-- Start of Supplied material --

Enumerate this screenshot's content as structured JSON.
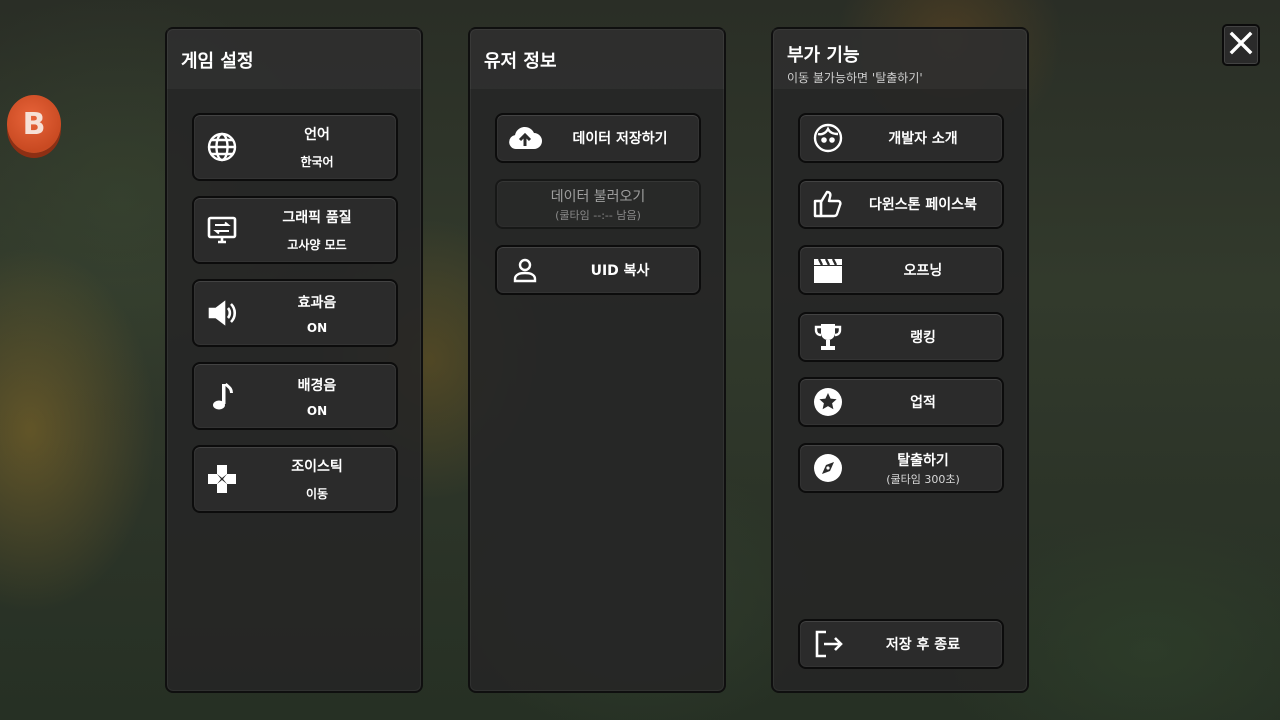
{
  "colors": {
    "panel_bg": "#262626",
    "button_bg": "#2b2b2b",
    "badge": "#d9552c"
  },
  "badge": {
    "letter": "B"
  },
  "close": {
    "icon": "close-icon"
  },
  "game_settings": {
    "title": "게임 설정",
    "items": [
      {
        "label": "언어",
        "value": "한국어",
        "icon": "globe-icon"
      },
      {
        "label": "그래픽 품질",
        "value": "고사양 모드",
        "icon": "monitor-icon"
      },
      {
        "label": "효과음",
        "value": "ON",
        "icon": "speaker-icon"
      },
      {
        "label": "배경음",
        "value": "ON",
        "icon": "music-note-icon"
      },
      {
        "label": "조이스틱",
        "value": "이동",
        "icon": "dpad-icon"
      }
    ]
  },
  "user_info": {
    "title": "유저 정보",
    "save": {
      "label": "데이터 저장하기",
      "icon": "cloud-upload-icon"
    },
    "load": {
      "label": "데이터 불러오기",
      "sub": "(쿨타임 --:-- 남음)"
    },
    "uid": {
      "label": "UID 복사",
      "icon": "person-icon"
    }
  },
  "extras": {
    "title": "부가 기능",
    "subtitle": "이동 불가능하면 '탈출하기'",
    "items": [
      {
        "label": "개발자 소개",
        "icon": "face-icon"
      },
      {
        "label": "다윈스톤 페이스북",
        "icon": "thumbs-up-icon"
      },
      {
        "label": "오프닝",
        "icon": "clapperboard-icon"
      },
      {
        "label": "랭킹",
        "icon": "trophy-icon"
      },
      {
        "label": "업적",
        "icon": "star-icon"
      },
      {
        "label": "탈출하기",
        "sub": "(쿨타임 300초)",
        "icon": "compass-icon"
      }
    ],
    "quit": {
      "label": "저장 후 종료",
      "icon": "exit-icon"
    }
  }
}
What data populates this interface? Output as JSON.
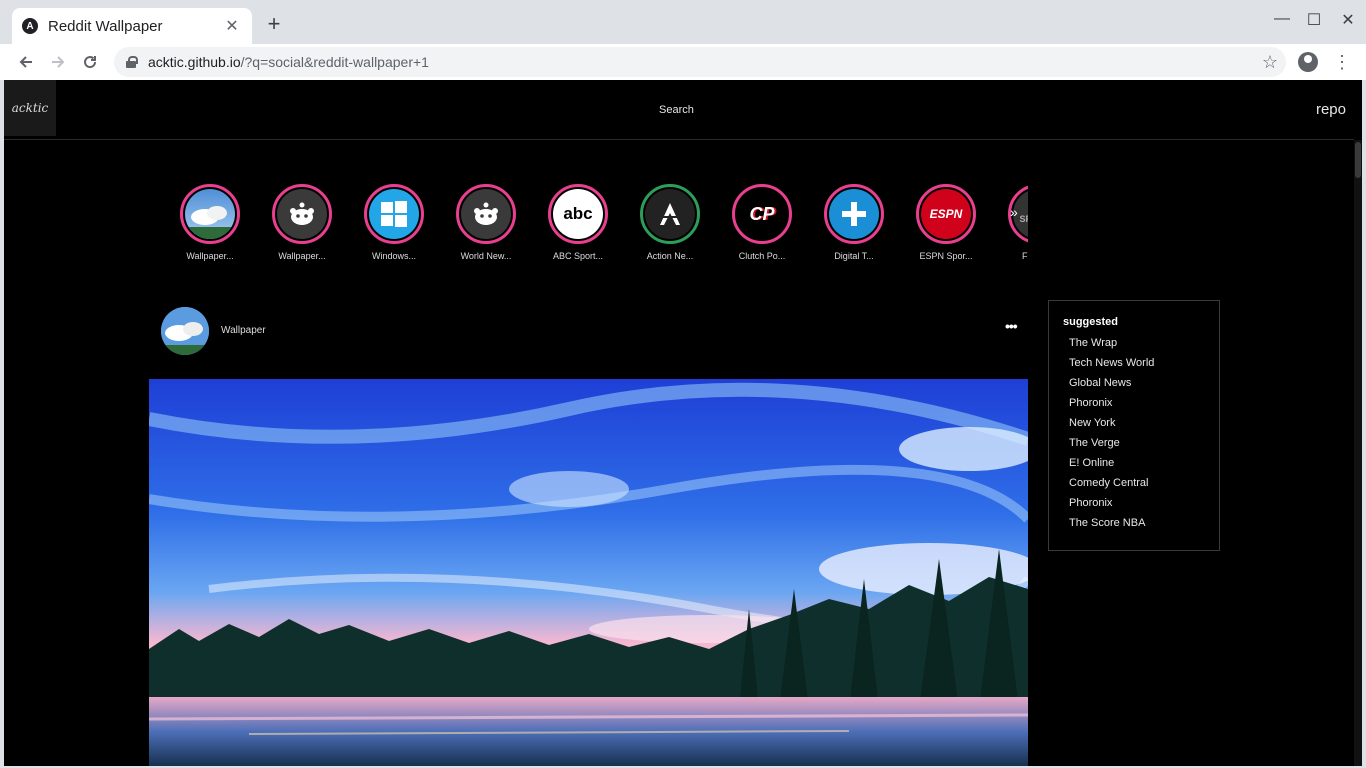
{
  "browser": {
    "tab_title": "Reddit Wallpaper",
    "tab_favicon": "A",
    "url_host": "acktic.github.io",
    "url_path": "/?q=social&reddit-wallpaper+1"
  },
  "site": {
    "logo": "acktic",
    "search_label": "Search",
    "repo_label": "repo"
  },
  "stories": [
    {
      "label": "Wallpaper...",
      "icon": "sky-icon"
    },
    {
      "label": "Wallpaper...",
      "icon": "reddit-icon"
    },
    {
      "label": "Windows...",
      "icon": "windows-icon"
    },
    {
      "label": "World New...",
      "icon": "reddit-icon"
    },
    {
      "label": "ABC Sport...",
      "icon": "abc-icon"
    },
    {
      "label": "Action Ne...",
      "icon": "action-icon"
    },
    {
      "label": "Clutch Po...",
      "icon": "cp-icon"
    },
    {
      "label": "Digital T...",
      "icon": "plus-icon"
    },
    {
      "label": "ESPN Spor...",
      "icon": "espn-icon"
    },
    {
      "label": "FOX Sp",
      "icon": "fox-icon"
    }
  ],
  "story_logos": {
    "abc": "abc",
    "cp": "CP",
    "espn": "ESPN",
    "fox": "FOX SPORTS"
  },
  "post": {
    "username": "Wallpaper",
    "more": "•••"
  },
  "suggested": {
    "title": "suggested",
    "items": [
      "The Wrap",
      "Tech News World",
      "Global News",
      "Phoronix",
      "New York",
      "The Verge",
      "E! Online",
      "Comedy Central",
      "Phoronix",
      "The Score NBA"
    ]
  },
  "colors": {
    "ring_pink": "#e83f8f",
    "ring_green": "#2d9e5a",
    "page_bg": "#000000"
  }
}
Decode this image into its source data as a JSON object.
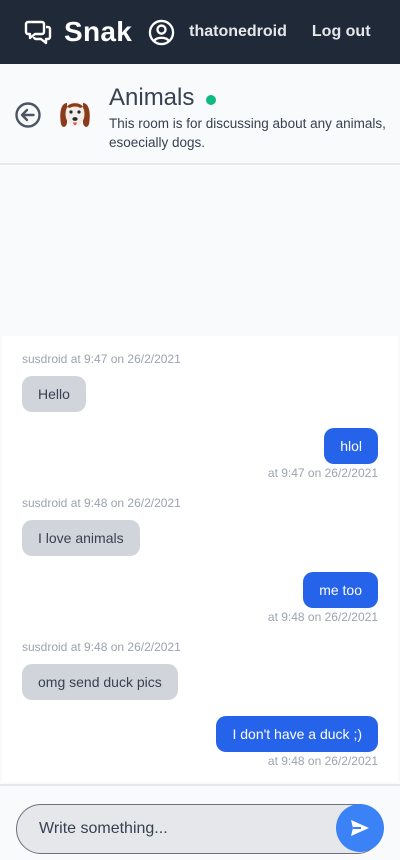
{
  "navbar": {
    "brand": "Snak",
    "username": "thatonedroid",
    "logout_label": "Log out"
  },
  "room": {
    "name": "Animals",
    "online": true,
    "description": "This room is for discussing about any animals, esoecially dogs."
  },
  "messages": [
    {
      "direction": "incoming",
      "meta": "susdroid at 9:47 on 26/2/2021",
      "text": "Hello"
    },
    {
      "direction": "outgoing",
      "meta": "at 9:47 on 26/2/2021",
      "text": "hlol"
    },
    {
      "direction": "incoming",
      "meta": "susdroid at 9:48 on 26/2/2021",
      "text": "I love animals"
    },
    {
      "direction": "outgoing",
      "meta": "at 9:48 on 26/2/2021",
      "text": "me too"
    },
    {
      "direction": "incoming",
      "meta": "susdroid at 9:48 on 26/2/2021",
      "text": "omg send duck pics"
    },
    {
      "direction": "outgoing",
      "meta": "at 9:48 on 26/2/2021",
      "text": "I don't have a duck ;)"
    }
  ],
  "composer": {
    "placeholder": "Write something...",
    "value": ""
  },
  "icons": {
    "brand": "chat-bubbles-icon",
    "user": "user-circle-icon",
    "back": "arrow-left-circle-icon",
    "room_avatar": "dog-icon",
    "send": "send-icon"
  },
  "colors": {
    "navbar": "#1f2937",
    "outgoing_bubble": "#2563eb",
    "incoming_bubble": "#d1d5db",
    "online": "#10b981",
    "send_button": "#3b82f6"
  }
}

-- End of Supplied material --

Copy out every line that includes the word "duck".

### Correct response
      "text": "omg send duck pics"
      "text": "I don't have a duck ;)"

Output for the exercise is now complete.